### PROVIDED MATERIAL
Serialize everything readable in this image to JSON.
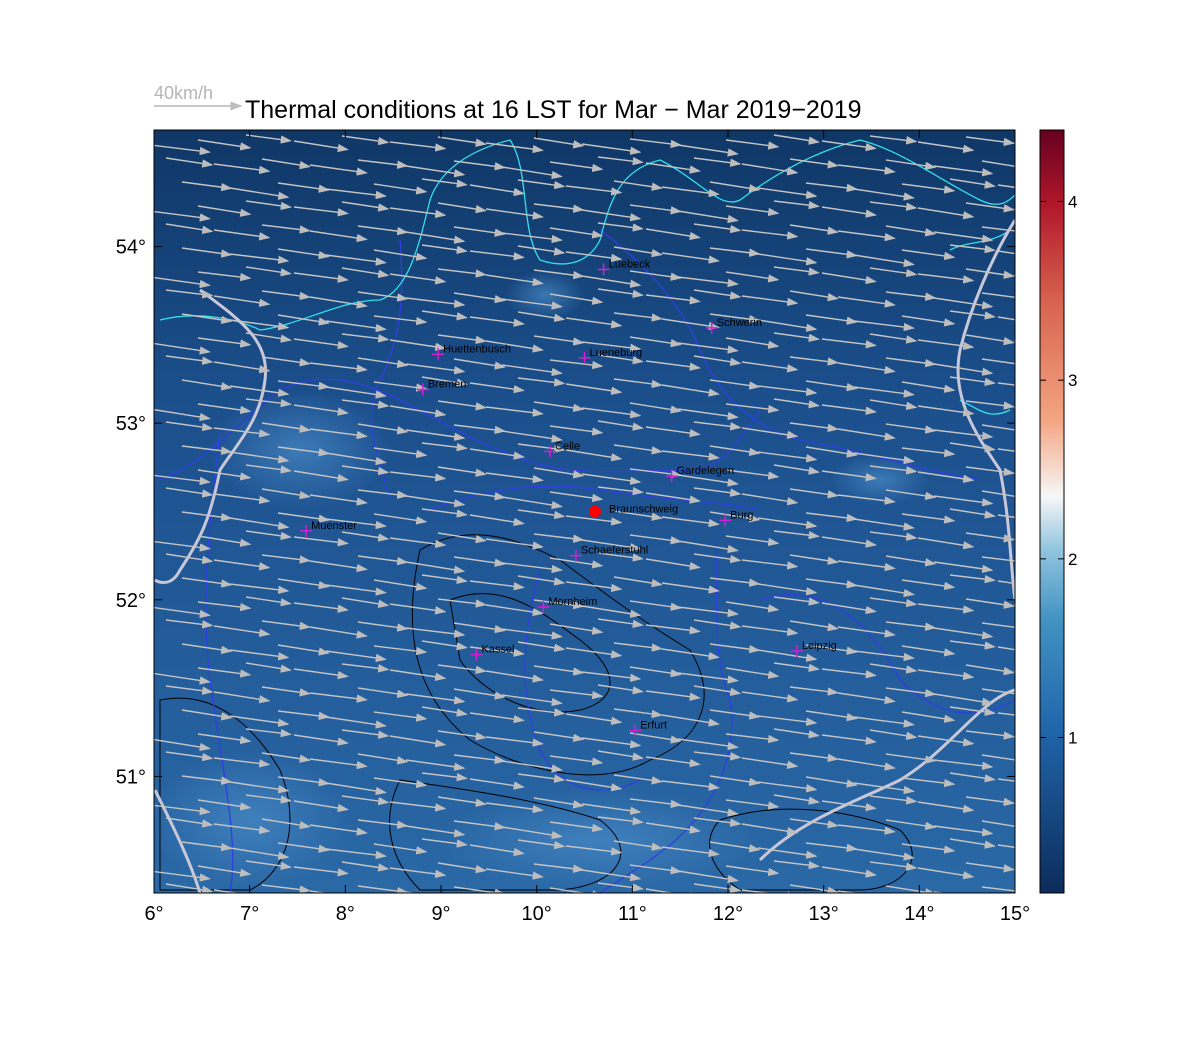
{
  "chart_data": {
    "type": "map",
    "title": "Thermal conditions at 16 LST for Mar − Mar  2019−2019",
    "wind_key": "40km/h",
    "xlim": [
      6,
      15
    ],
    "ylim": [
      50.34,
      54.66
    ],
    "xticks": [
      {
        "value": 6,
        "label": "6°"
      },
      {
        "value": 7,
        "label": "7°"
      },
      {
        "value": 8,
        "label": "8°"
      },
      {
        "value": 9,
        "label": "9°"
      },
      {
        "value": 10,
        "label": "10°"
      },
      {
        "value": 11,
        "label": "11°"
      },
      {
        "value": 12,
        "label": "12°"
      },
      {
        "value": 13,
        "label": "13°"
      },
      {
        "value": 14,
        "label": "14°"
      },
      {
        "value": 15,
        "label": "15°"
      }
    ],
    "yticks": [
      {
        "value": 51,
        "label": "51°"
      },
      {
        "value": 52,
        "label": "52°"
      },
      {
        "value": 53,
        "label": "53°"
      },
      {
        "value": 54,
        "label": "54°"
      }
    ],
    "colorbar": {
      "lim": [
        0.13,
        4.4
      ],
      "ticks": [
        1,
        2,
        3,
        4
      ]
    },
    "site": {
      "name": "Braunschweig",
      "lon": 10.61,
      "lat": 52.5
    },
    "places": [
      {
        "name": "Luebeck",
        "lon": 10.7,
        "lat": 53.87
      },
      {
        "name": "Schwerin",
        "lon": 11.83,
        "lat": 53.54
      },
      {
        "name": "Huettenbusch",
        "lon": 8.97,
        "lat": 53.39
      },
      {
        "name": "Lueneburg",
        "lon": 10.5,
        "lat": 53.37
      },
      {
        "name": "Bremen",
        "lon": 8.81,
        "lat": 53.19
      },
      {
        "name": "Celle",
        "lon": 10.14,
        "lat": 52.84
      },
      {
        "name": "Gardelegen",
        "lon": 11.41,
        "lat": 52.7
      },
      {
        "name": "Burg",
        "lon": 11.97,
        "lat": 52.45
      },
      {
        "name": "Muenster",
        "lon": 7.59,
        "lat": 52.39
      },
      {
        "name": "Schaeferstuhl",
        "lon": 10.41,
        "lat": 52.25
      },
      {
        "name": "Mornheim",
        "lon": 10.07,
        "lat": 51.96
      },
      {
        "name": "Kassel",
        "lon": 9.37,
        "lat": 51.69
      },
      {
        "name": "Leipzig",
        "lon": 12.72,
        "lat": 51.71
      },
      {
        "name": "Erfurt",
        "lon": 11.03,
        "lat": 51.26
      }
    ]
  }
}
######
__GOAL__:
Working from the lines above, reproduce the material exactly and exclude its pictures.

__ANSWER IN FULL__:
Serialize everything readable in this image to JSON.
{
  "chart_data": {
    "type": "map",
    "title": "Thermal conditions at 16 LST for Mar − Mar  2019−2019",
    "wind_key": "40km/h",
    "xlim": [
      6,
      15
    ],
    "ylim": [
      50.34,
      54.66
    ],
    "xticks": [
      {
        "value": 6,
        "label": "6°"
      },
      {
        "value": 7,
        "label": "7°"
      },
      {
        "value": 8,
        "label": "8°"
      },
      {
        "value": 9,
        "label": "9°"
      },
      {
        "value": 10,
        "label": "10°"
      },
      {
        "value": 11,
        "label": "11°"
      },
      {
        "value": 12,
        "label": "12°"
      },
      {
        "value": 13,
        "label": "13°"
      },
      {
        "value": 14,
        "label": "14°"
      },
      {
        "value": 15,
        "label": "15°"
      }
    ],
    "yticks": [
      {
        "value": 51,
        "label": "51°"
      },
      {
        "value": 52,
        "label": "52°"
      },
      {
        "value": 53,
        "label": "53°"
      },
      {
        "value": 54,
        "label": "54°"
      }
    ],
    "colorbar": {
      "lim": [
        0.13,
        4.4
      ],
      "ticks": [
        1,
        2,
        3,
        4
      ]
    },
    "site": {
      "name": "Braunschweig",
      "lon": 10.61,
      "lat": 52.5
    },
    "places": [
      {
        "name": "Luebeck",
        "lon": 10.7,
        "lat": 53.87
      },
      {
        "name": "Schwerin",
        "lon": 11.83,
        "lat": 53.54
      },
      {
        "name": "Huettenbusch",
        "lon": 8.97,
        "lat": 53.39
      },
      {
        "name": "Lueneburg",
        "lon": 10.5,
        "lat": 53.37
      },
      {
        "name": "Bremen",
        "lon": 8.81,
        "lat": 53.19
      },
      {
        "name": "Celle",
        "lon": 10.14,
        "lat": 52.84
      },
      {
        "name": "Gardelegen",
        "lon": 11.41,
        "lat": 52.7
      },
      {
        "name": "Burg",
        "lon": 11.97,
        "lat": 52.45
      },
      {
        "name": "Muenster",
        "lon": 7.59,
        "lat": 52.39
      },
      {
        "name": "Schaeferstuhl",
        "lon": 10.41,
        "lat": 52.25
      },
      {
        "name": "Mornheim",
        "lon": 10.07,
        "lat": 51.96
      },
      {
        "name": "Kassel",
        "lon": 9.37,
        "lat": 51.69
      },
      {
        "name": "Leipzig",
        "lon": 12.72,
        "lat": 51.71
      },
      {
        "name": "Erfurt",
        "lon": 11.03,
        "lat": 51.26
      }
    ]
  }
}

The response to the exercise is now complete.